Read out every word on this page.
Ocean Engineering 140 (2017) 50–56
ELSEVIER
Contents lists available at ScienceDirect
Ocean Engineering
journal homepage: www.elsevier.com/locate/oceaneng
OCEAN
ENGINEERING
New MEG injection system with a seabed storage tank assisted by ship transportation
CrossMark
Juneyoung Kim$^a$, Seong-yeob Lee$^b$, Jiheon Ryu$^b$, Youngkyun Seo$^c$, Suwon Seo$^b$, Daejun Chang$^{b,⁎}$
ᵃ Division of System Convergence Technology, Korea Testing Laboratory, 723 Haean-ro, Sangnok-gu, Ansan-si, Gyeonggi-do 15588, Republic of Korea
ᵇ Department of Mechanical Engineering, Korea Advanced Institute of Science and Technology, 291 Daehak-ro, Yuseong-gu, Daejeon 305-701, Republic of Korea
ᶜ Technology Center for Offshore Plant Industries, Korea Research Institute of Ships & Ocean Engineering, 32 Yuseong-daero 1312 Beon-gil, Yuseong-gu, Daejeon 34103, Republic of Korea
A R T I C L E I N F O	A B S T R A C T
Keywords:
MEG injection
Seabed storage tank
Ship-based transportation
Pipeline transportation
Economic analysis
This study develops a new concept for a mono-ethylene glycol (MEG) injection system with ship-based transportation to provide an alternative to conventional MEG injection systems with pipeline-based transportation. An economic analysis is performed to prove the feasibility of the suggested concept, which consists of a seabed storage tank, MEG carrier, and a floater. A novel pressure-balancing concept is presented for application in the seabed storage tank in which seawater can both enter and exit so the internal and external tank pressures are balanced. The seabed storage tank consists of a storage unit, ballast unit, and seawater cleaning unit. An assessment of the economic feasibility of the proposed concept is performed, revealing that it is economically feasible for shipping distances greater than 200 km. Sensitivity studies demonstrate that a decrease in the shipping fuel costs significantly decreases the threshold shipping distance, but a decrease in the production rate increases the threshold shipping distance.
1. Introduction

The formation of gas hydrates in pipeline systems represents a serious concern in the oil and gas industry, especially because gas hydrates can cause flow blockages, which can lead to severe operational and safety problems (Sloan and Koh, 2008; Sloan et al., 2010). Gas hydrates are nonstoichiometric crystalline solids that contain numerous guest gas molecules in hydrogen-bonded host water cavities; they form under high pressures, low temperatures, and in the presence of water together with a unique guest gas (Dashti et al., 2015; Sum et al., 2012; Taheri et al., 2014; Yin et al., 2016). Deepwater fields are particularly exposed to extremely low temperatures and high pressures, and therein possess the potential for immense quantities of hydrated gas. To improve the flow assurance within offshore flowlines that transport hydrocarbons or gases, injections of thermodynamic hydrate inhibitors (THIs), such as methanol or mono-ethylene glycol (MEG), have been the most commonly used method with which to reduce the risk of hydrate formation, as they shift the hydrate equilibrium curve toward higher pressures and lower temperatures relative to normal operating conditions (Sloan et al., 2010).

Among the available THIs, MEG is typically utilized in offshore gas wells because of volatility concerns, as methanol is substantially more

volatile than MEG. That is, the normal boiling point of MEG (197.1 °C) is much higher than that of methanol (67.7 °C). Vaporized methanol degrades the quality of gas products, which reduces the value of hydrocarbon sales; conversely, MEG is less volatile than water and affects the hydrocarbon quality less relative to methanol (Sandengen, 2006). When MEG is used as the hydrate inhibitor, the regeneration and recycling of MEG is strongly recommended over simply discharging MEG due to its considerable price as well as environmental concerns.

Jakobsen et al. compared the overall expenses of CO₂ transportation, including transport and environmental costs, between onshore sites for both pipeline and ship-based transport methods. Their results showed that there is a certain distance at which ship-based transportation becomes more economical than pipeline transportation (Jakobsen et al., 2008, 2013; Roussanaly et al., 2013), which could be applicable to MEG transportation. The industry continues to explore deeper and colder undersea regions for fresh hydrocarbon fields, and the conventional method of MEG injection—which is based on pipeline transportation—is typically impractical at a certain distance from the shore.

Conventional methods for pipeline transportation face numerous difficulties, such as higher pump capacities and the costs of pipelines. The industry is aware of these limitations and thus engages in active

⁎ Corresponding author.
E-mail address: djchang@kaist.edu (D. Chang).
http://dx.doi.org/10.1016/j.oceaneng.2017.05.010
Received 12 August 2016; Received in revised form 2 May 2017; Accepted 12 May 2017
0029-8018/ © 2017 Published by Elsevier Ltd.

Short problem » Count each line with "Technology" in it and report that figure by itself.

Response to the task » 3